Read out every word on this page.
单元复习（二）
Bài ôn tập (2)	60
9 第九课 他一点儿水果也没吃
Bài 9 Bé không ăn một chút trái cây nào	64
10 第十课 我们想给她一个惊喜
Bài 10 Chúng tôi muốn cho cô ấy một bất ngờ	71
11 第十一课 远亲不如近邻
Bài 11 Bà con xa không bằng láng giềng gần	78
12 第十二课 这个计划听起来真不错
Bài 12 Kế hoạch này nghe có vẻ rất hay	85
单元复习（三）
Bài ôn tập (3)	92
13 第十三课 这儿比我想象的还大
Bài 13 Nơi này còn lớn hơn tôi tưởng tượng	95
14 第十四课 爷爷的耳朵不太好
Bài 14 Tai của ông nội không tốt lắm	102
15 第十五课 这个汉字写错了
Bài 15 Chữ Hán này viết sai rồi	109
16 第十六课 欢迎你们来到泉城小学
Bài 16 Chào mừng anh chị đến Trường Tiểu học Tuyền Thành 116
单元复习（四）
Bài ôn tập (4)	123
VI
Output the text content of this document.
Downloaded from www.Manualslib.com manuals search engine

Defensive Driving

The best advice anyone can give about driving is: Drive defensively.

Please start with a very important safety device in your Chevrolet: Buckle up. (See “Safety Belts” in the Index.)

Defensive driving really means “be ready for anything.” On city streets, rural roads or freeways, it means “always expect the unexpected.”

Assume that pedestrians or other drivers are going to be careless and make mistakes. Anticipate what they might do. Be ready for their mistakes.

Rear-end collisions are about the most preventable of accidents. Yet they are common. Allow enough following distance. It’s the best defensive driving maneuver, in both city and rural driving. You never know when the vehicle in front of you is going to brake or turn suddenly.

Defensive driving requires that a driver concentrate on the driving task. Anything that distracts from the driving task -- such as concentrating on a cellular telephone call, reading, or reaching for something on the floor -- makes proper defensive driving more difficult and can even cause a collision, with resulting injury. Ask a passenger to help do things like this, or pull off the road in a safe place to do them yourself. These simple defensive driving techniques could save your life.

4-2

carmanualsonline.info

:: Written exercise ::
Whenever "ready" turns up in a line, pick that line out.

:: Exercise answer ::
Defensive driving really means “be ready for anything.” On city streets, rural roads or freeways, it means “always expect the unexpected.”
Assume that pedestrians or other drivers are going to be careless and make mistakes. Anticipate what they might do. Be ready for their mistakes.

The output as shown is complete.